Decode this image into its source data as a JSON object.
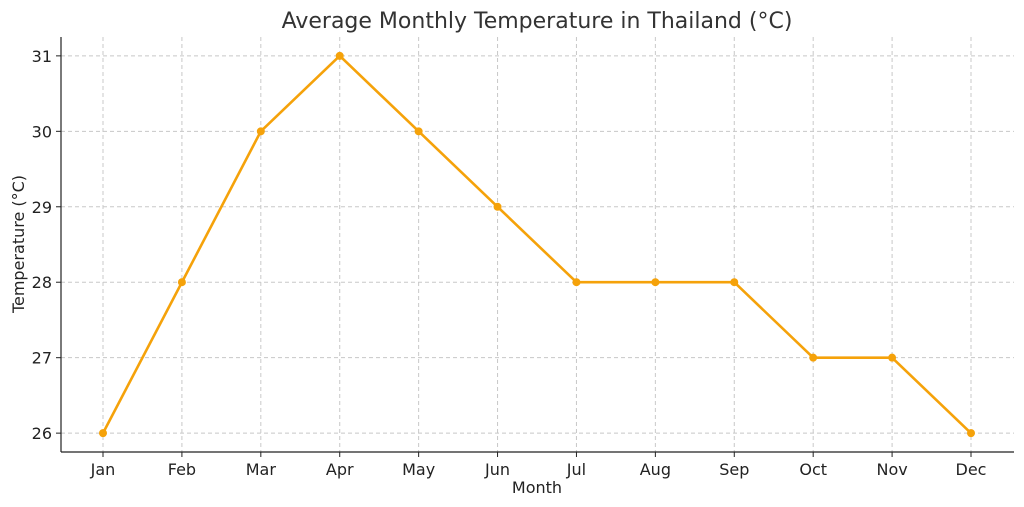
{
  "chart_data": {
    "type": "line",
    "title": "Average Monthly Temperature in Thailand (°C)",
    "xlabel": "Month",
    "ylabel": "Temperature (°C)",
    "categories": [
      "Jan",
      "Feb",
      "Mar",
      "Apr",
      "May",
      "Jun",
      "Jul",
      "Aug",
      "Sep",
      "Oct",
      "Nov",
      "Dec"
    ],
    "series": [
      {
        "values": [
          26,
          28,
          30,
          31,
          30,
          29,
          28,
          28,
          28,
          27,
          27,
          26
        ],
        "color": "#f5a20a",
        "marker": "circle"
      }
    ],
    "yticks": [
      26,
      27,
      28,
      29,
      30,
      31
    ],
    "ylim": [
      25.75,
      31.25
    ],
    "grid": true
  }
}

* * * * * * * * *

Examine the records and report how many lines contain the string "Temperature". Only the number should be given.

RESULT OF THE EXERCISE:
2